- Directive
Type out all the records word for word. Any pictures are to be left out.

[Data to use start]

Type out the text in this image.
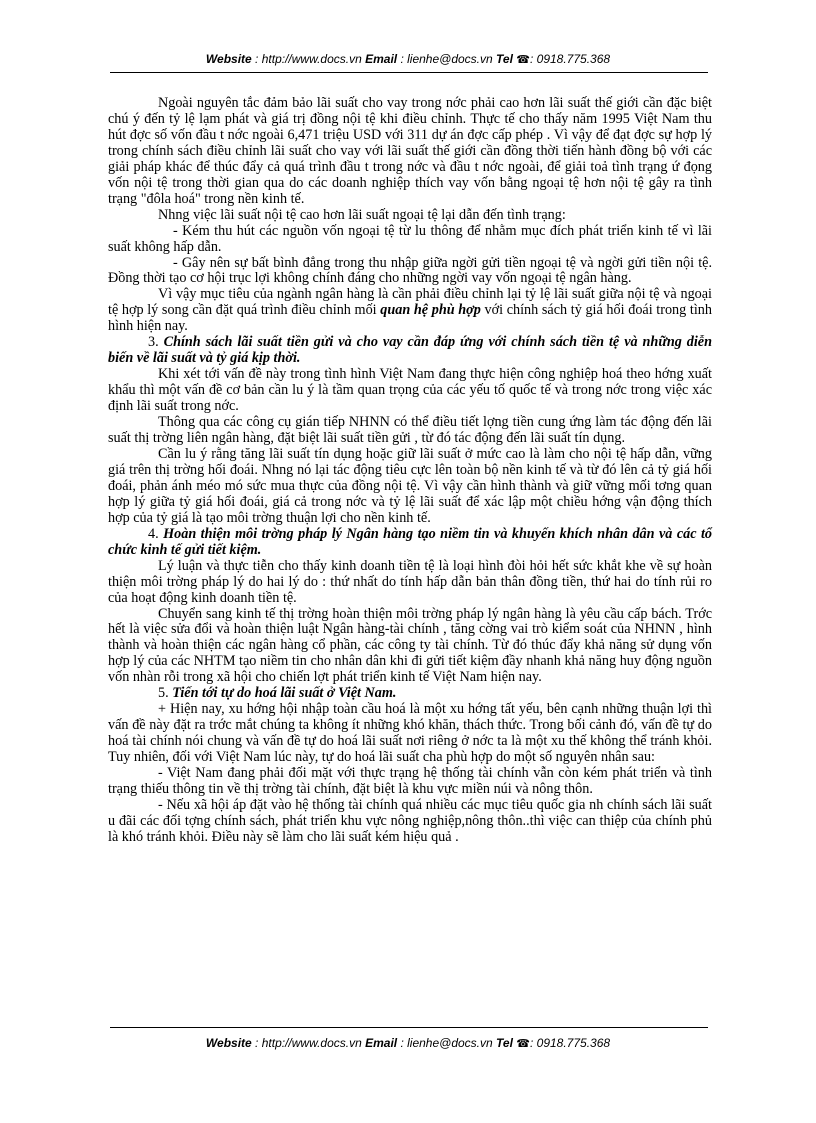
Website : http://www.docs.vn Email : lienhe@docs.vn Tel ☎: 0918.775.368

Ngoài nguyên tắc đảm bảo lãi suất cho vay trong nớc phải cao hơn lãi suất thế giới cần đặc biệt chú ý đến tỷ lệ lạm phát và giá trị đồng nội tệ khi điều chỉnh. Thực tế cho thấy năm 1995 Việt Nam thu hút đợc số vốn đầu t nớc ngoài 6,471 triệu USD với 311 dự án đợc cấp phép . Vì vậy để đạt đợc sự hợp lý trong chính sách điều chỉnh lãi suất cho vay với lãi suất thế giới cần đồng thời tiến hành đồng bộ với các giải pháp khác để thúc đẩy cả quá trình đầu t trong nớc và đầu t nớc ngoài, để giải toả tình trạng ứ đọng vốn nội tệ trong thời gian qua do các doanh nghiệp thích vay vốn bằng ngoại tệ hơn nội tệ gây ra tình trạng "đôla hoá" trong nền kinh tế.

Nhng việc lãi suất nội tệ cao hơn lãi suất ngoại tệ lại dẫn đến tình trạng:

- Kém thu hút các nguồn vốn ngoại tệ từ lu thông để nhằm mục đích phát triển kinh tế vì lãi suất không hấp dẫn.

- Gây nên sự bất bình đẳng trong thu nhập giữa ngời gửi tiền ngoại tệ và ngời gửi tiền nội tệ. Đồng thời tạo cơ hội trục lợi không chính đáng cho những ngời vay vốn ngoại tệ ngân hàng.

Vì vậy mục tiêu của ngành ngân hàng là cần phải điều chỉnh lại tỷ lệ lãi suất giữa nội tệ và ngoại tệ hợp lý song cần đặt quá trình điều chỉnh mối quan hệ phù hợp với chính sách tỷ giá hối đoái trong tình hình hiện nay.

3. Chính sách lãi suất tiền gửi và cho vay cần đáp ứng với chính sách tiền tệ và những diễn biến về lãi suất và tỷ giá kịp thời.

Khi xét tới vấn đề này trong tình hình Việt Nam đang thực hiện công nghiệp hoá theo hớng xuất khẩu thì một vấn đề cơ bản cần lu ý là tầm quan trọng của các yếu tố quốc tế và trong nớc trong việc xác định lãi suất trong nớc.

Thông qua các công cụ gián tiếp NHNN có thể điều tiết lợng tiền cung ứng làm tác động đến lãi suất thị trờng liên ngân hàng, đặt biệt lãi suất tiền gửi , từ đó tác động đến lãi suất tín dụng.

Cần lu ý rằng tăng lãi suất tín dụng hoặc giữ lãi suất ở mức cao là làm cho nội tệ hấp dẫn, vững giá trên thị trờng hối đoái. Nhng nó lại tác động tiêu cực lên toàn bộ nền kinh tế và từ đó lên cả tỷ giá hối đoái, phản ánh méo mó sức mua thực của đồng nội tệ. Vì vậy cần hình thành và giữ vững mối tơng quan hợp lý giữa tỷ giá hối đoái, giá cả trong nớc và tỷ lệ lãi suất để xác lập một chiều hớng vận động thích hợp của tỷ giá là tạo môi trờng thuận lợi cho nền kinh tế.

4. Hoàn thiện môi trờng pháp lý Ngân hàng tạo niềm tin và khuyến khích nhân dân và các tổ chức kinh tế gửi tiết kiệm.

Lý luận và thực tiễn cho thấy kinh doanh tiền tệ là loại hình đòi hỏi hết sức khắt khe về sự hoàn thiện môi trờng pháp lý do hai lý do : thứ nhất do tính hấp dẫn bản thân đồng tiền, thứ hai do tính rủi ro của hoạt động kinh doanh tiền tệ.

Chuyển sang kinh tế thị trờng hoàn thiện môi trờng pháp lý ngân hàng là yêu cầu cấp bách. Trớc hết là việc sửa đổi và hoàn thiện luật Ngân hàng-tài chính , tăng cờng vai trò kiểm soát của NHNN , hình thành và hoàn thiện các ngân hàng cổ phần, các công ty tài chính. Từ đó thúc đẩy khả năng sử dụng vốn hợp lý của các NHTM tạo niềm tin cho nhân dân khi đi gửi tiết kiệm đầy nhanh khả năng huy động nguồn vốn nhàn rỗi trong xã hội cho chiến lợt phát triển kinh tế Việt Nam hiện nay.

5. Tiến tới tự do hoá lãi suất ở Việt Nam.

+ Hiện nay, xu hớng hội nhập toàn cầu hoá là một xu hớng tất yếu, bên cạnh những thuận lợi thì vấn đề này đặt ra trớc mắt chúng ta không ít những khó khăn, thách thức. Trong bối cảnh đó, vấn đề tự do hoá tài chính nói chung và vấn đề tự do hoá lãi suất nơi riêng ở nớc ta là một xu thế không thể tránh khỏi. Tuy nhiên, đối với Việt Nam lúc này, tự do hoá lãi suất cha phù hợp do một số nguyên nhân sau:

- Việt Nam đang phải đối mặt với thực trạng hệ thống tài chính vẫn còn kém phát triển và tình trạng thiếu thông tin về thị trờng tài chính, đặt biệt là khu vực miền núi và nông thôn.

- Nếu xã hội áp đặt vào hệ thống tài chính quá nhiều các mục tiêu quốc gia nh chính sách lãi suất u đãi các đối tợng chính sách, phát triển khu vực nông nghiệp,nông thôn..thì việc can thiệp của chính phủ là khó tránh khỏi. Điều này sẽ làm cho lãi suất kém hiệu quả .

Website : http://www.docs.vn Email : lienhe@docs.vn Tel ☎: 0918.775.368
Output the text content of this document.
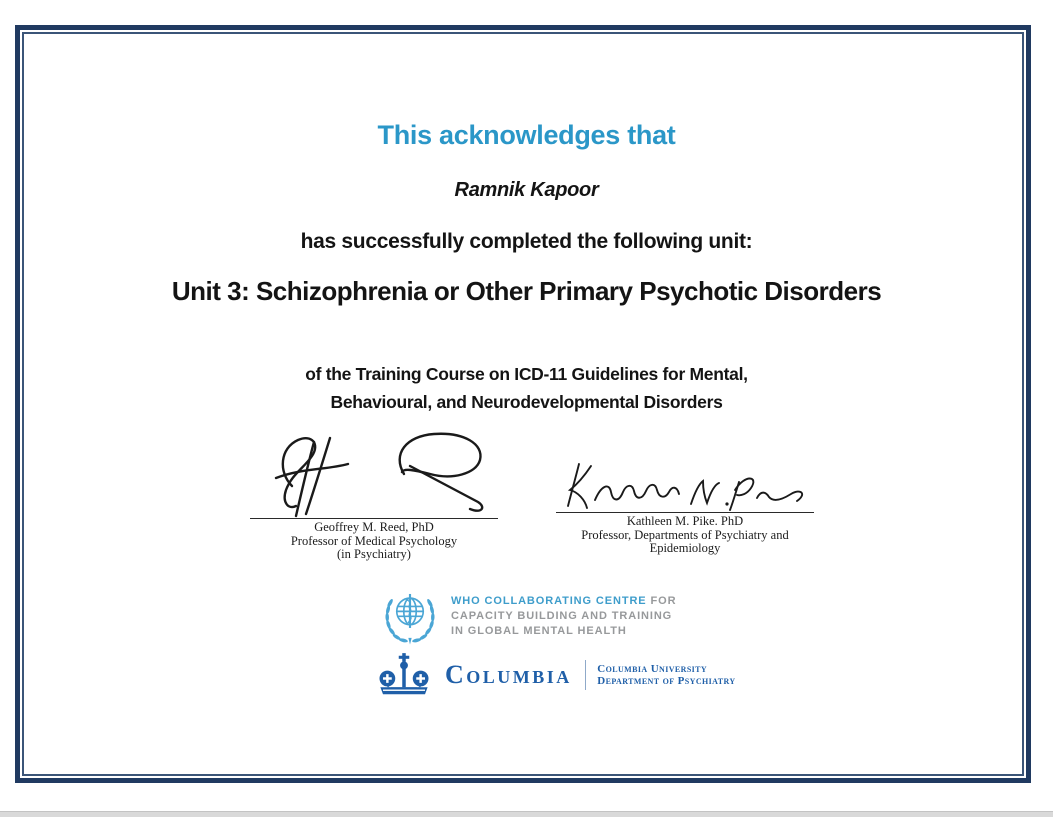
This acknowledges that
Ramnik Kapoor
has successfully completed the following unit:
Unit 3: Schizophrenia or Other Primary Psychotic Disorders
of the Training Course on ICD-11 Guidelines for Mental,
Behavioural, and Neurodevelopmental Disorders
Geoffrey M. Reed, PhD
Professor of Medical Psychology
(in Psychiatry)
Kathleen M. Pike. PhD
Professor, Departments of Psychiatry and
Epidemiology
WHO COLLABORATING CENTRE FOR
CAPACITY BUILDING AND TRAINING
IN GLOBAL MENTAL HEALTH
Columbia Columbia University
Department of Psychiatry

[Data to use end]

- Response to this task
Type out the text in this image.
Website : http://www.docs.vn Email : lienhe@docs.vn Tel ☎: 0918.775.368

Ngoài nguyên tắc đảm bảo lãi suất cho vay trong nớc phải cao hơn lãi suất thế giới cần đặc biệt chú ý đến tỷ lệ lạm phát và giá trị đồng nội tệ khi điều chỉnh. Thực tế cho thấy năm 1995 Việt Nam thu hút đợc số vốn đầu t nớc ngoài 6,471 triệu USD với 311 dự án đợc cấp phép . Vì vậy để đạt đợc sự hợp lý trong chính sách điều chỉnh lãi suất cho vay với lãi suất thế giới cần đồng thời tiến hành đồng bộ với các giải pháp khác để thúc đẩy cả quá trình đầu t trong nớc và đầu t nớc ngoài, để giải toả tình trạng ứ đọng vốn nội tệ trong thời gian qua do các doanh nghiệp thích vay vốn bằng ngoại tệ hơn nội tệ gây ra tình trạng "đôla hoá" trong nền kinh tế.

Nhng việc lãi suất nội tệ cao hơn lãi suất ngoại tệ lại dẫn đến tình trạng:

- Kém thu hút các nguồn vốn ngoại tệ từ lu thông để nhằm mục đích phát triển kinh tế vì lãi suất không hấp dẫn.

- Gây nên sự bất bình đẳng trong thu nhập giữa ngời gửi tiền ngoại tệ và ngời gửi tiền nội tệ. Đồng thời tạo cơ hội trục lợi không chính đáng cho những ngời vay vốn ngoại tệ ngân hàng.

Vì vậy mục tiêu của ngành ngân hàng là cần phải điều chỉnh lại tỷ lệ lãi suất giữa nội tệ và ngoại tệ hợp lý song cần đặt quá trình điều chỉnh mối quan hệ phù hợp với chính sách tỷ giá hối đoái trong tình hình hiện nay.

3. Chính sách lãi suất tiền gửi và cho vay cần đáp ứng với chính sách tiền tệ và những diễn biến về lãi suất và tỷ giá kịp thời.

Khi xét tới vấn đề này trong tình hình Việt Nam đang thực hiện công nghiệp hoá theo hớng xuất khẩu thì một vấn đề cơ bản cần lu ý là tầm quan trọng của các yếu tố quốc tế và trong nớc trong việc xác định lãi suất trong nớc.

Thông qua các công cụ gián tiếp NHNN có thể điều tiết lợng tiền cung ứng làm tác động đến lãi suất thị trờng liên ngân hàng, đặt biệt lãi suất tiền gửi , từ đó tác động đến lãi suất tín dụng.

Cần lu ý rằng tăng lãi suất tín dụng hoặc giữ lãi suất ở mức cao là làm cho nội tệ hấp dẫn, vững giá trên thị trờng hối đoái. Nhng nó lại tác động tiêu cực lên toàn bộ nền kinh tế và từ đó lên cả tỷ giá hối đoái, phản ánh méo mó sức mua thực của đồng nội tệ. Vì vậy cần hình thành và giữ vững mối tơng quan hợp lý giữa tỷ giá hối đoái, giá cả trong nớc và tỷ lệ lãi suất để xác lập một chiều hớng vận động thích hợp của tỷ giá là tạo môi trờng thuận lợi cho nền kinh tế.

4. Hoàn thiện môi trờng pháp lý Ngân hàng tạo niềm tin và khuyến khích nhân dân và các tổ chức kinh tế gửi tiết kiệm.

Lý luận và thực tiễn cho thấy kinh doanh tiền tệ là loại hình đòi hỏi hết sức khắt khe về sự hoàn thiện môi trờng pháp lý do hai lý do : thứ nhất do tính hấp dẫn bản thân đồng tiền, thứ hai do tính rủi ro của hoạt động kinh doanh tiền tệ.

Chuyển sang kinh tế thị trờng hoàn thiện môi trờng pháp lý ngân hàng là yêu cầu cấp bách. Trớc hết là việc sửa đổi và hoàn thiện luật Ngân hàng-tài chính , tăng cờng vai trò kiểm soát của NHNN , hình thành và hoàn thiện các ngân hàng cổ phần, các công ty tài chính. Từ đó thúc đẩy khả năng sử dụng vốn hợp lý của các NHTM tạo niềm tin cho nhân dân khi đi gửi tiết kiệm đầy nhanh khả năng huy động nguồn vốn nhàn rỗi trong xã hội cho chiến lợt phát triển kinh tế Việt Nam hiện nay.

5. Tiến tới tự do hoá lãi suất ở Việt Nam.

+ Hiện nay, xu hớng hội nhập toàn cầu hoá là một xu hớng tất yếu, bên cạnh những thuận lợi thì vấn đề này đặt ra trớc mắt chúng ta không ít những khó khăn, thách thức. Trong bối cảnh đó, vấn đề tự do hoá tài chính nói chung và vấn đề tự do hoá lãi suất nơi riêng ở nớc ta là một xu thế không thể tránh khỏi. Tuy nhiên, đối với Việt Nam lúc này, tự do hoá lãi suất cha phù hợp do một số nguyên nhân sau:

- Việt Nam đang phải đối mặt với thực trạng hệ thống tài chính vẫn còn kém phát triển và tình trạng thiếu thông tin về thị trờng tài chính, đặt biệt là khu vực miền núi và nông thôn.

- Nếu xã hội áp đặt vào hệ thống tài chính quá nhiều các mục tiêu quốc gia nh chính sách lãi suất u đãi các đối tợng chính sách, phát triển khu vực nông nghiệp,nông thôn..thì việc can thiệp của chính phủ là khó tránh khỏi. Điều này sẽ làm cho lãi suất kém hiệu quả .

Website : http://www.docs.vn Email : lienhe@docs.vn Tel ☎: 0918.775.368
Output the text content of this document.
This acknowledges that
Ramnik Kapoor
has successfully completed the following unit:
Unit 3: Schizophrenia or Other Primary Psychotic Disorders
of the Training Course on ICD-11 Guidelines for Mental,
Behavioural, and Neurodevelopmental Disorders
Geoffrey M. Reed, PhD
Professor of Medical Psychology
(in Psychiatry)
Kathleen M. Pike. PhD
Professor, Departments of Psychiatry and
Epidemiology
WHO COLLABORATING CENTRE FOR
CAPACITY BUILDING AND TRAINING
IN GLOBAL MENTAL HEALTH
Columbia Columbia University
Department of Psychiatry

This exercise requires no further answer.